O QUE FAZER =
Por favor, transcreva sem nenhuma alteração a parte do texto sobre Ester Carro que começa com as palavras "A paulistana Ester" e termina com "e parques arborizados.".

TRECHO DO DOCUMENTO =
────────────────

A paulistana Ester Carro nasceu e cresceu no Jardim Colombo, um dos núcleos do Complexo Paraisópolis, a terceira maior favela do país, com 58,5 mil moradores, na zona sul da capital. Um lugar como poucos no Brasil, onde as desigualdades se revelam tão profundas.
Uma região onde as moradias precárias, vielas sem asfalto e córregos a céu aberto da comunidade contrastam com a riqueza do bairro vizinho, o Morumbi, com suas mansões, condomínios de luxo, ruas asfaltadas e praças e parques arborizados.
Desde muito cedo, Ester se impôs a missão de mudar a realidade de seu entorno, embora não soubesse muito bem qual caminho seguir. “Quando comecei a entender a importância da arquitetura e do urbanismo e como eles poderiam ser uma ferramenta de transformação social, pensei: ‘É isso que eu quero fazer'", diz ao NeoFeed.
E é o que ela tem feito, nos últimos anos — e o que tem lhe rendido reconhecimento nacional e internacional como uma das vozes mais ativas da arquitetura social.
Filha de pedreiro e neta de marceneiro, Ester tinha alguma familiaridade com a construção civil. A arquitetura era algo mais distante, vista mais de perto apenas em ocasiões esporádicas, quando a prefeitura propunha algum projeto na favela. Seu pai, Ivanildo de Oliveira, também líder comunitário, tinha o costume de levar Ester para as reuniões.

────────────────

ITENS FORNECIDOS =
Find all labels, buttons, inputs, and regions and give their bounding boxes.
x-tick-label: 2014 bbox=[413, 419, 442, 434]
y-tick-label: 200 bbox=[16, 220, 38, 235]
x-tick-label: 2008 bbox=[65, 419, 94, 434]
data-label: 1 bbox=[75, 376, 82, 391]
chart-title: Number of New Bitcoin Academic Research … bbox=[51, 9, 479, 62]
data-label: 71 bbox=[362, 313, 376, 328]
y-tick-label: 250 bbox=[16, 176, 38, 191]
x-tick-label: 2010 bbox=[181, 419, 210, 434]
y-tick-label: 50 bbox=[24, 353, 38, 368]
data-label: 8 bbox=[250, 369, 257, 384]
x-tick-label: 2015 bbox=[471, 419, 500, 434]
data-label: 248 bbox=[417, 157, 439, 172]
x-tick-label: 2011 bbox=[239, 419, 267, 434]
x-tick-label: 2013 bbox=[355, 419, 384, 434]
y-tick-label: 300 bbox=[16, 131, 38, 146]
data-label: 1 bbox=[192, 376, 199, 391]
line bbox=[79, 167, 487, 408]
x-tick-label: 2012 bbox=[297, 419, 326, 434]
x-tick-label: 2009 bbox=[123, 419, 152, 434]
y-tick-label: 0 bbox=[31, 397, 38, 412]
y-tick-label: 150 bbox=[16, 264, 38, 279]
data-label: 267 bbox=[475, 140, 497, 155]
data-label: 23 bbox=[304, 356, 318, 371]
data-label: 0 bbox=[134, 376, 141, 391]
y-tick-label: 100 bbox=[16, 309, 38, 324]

────────────────

RESPOSTA À TAREFA =
A paulistana Ester Carro nasceu e cresceu no Jardim Colombo, um dos núcleos do Complexo Paraisópolis, a terceira maior favela do país, com 58,5 mil moradores, na zona sul da capital. Um lugar como poucos no Brasil, onde as desigualdades se revelam tão profundas.
Uma região onde as moradias precárias, vielas sem asfalto e córregos a céu aberto da comunidade contrastam com a riqueza do bairro vizinho, o Morumbi, com suas mansões, condomínios de luxo, ruas asfaltadas e praças e parques arborizados.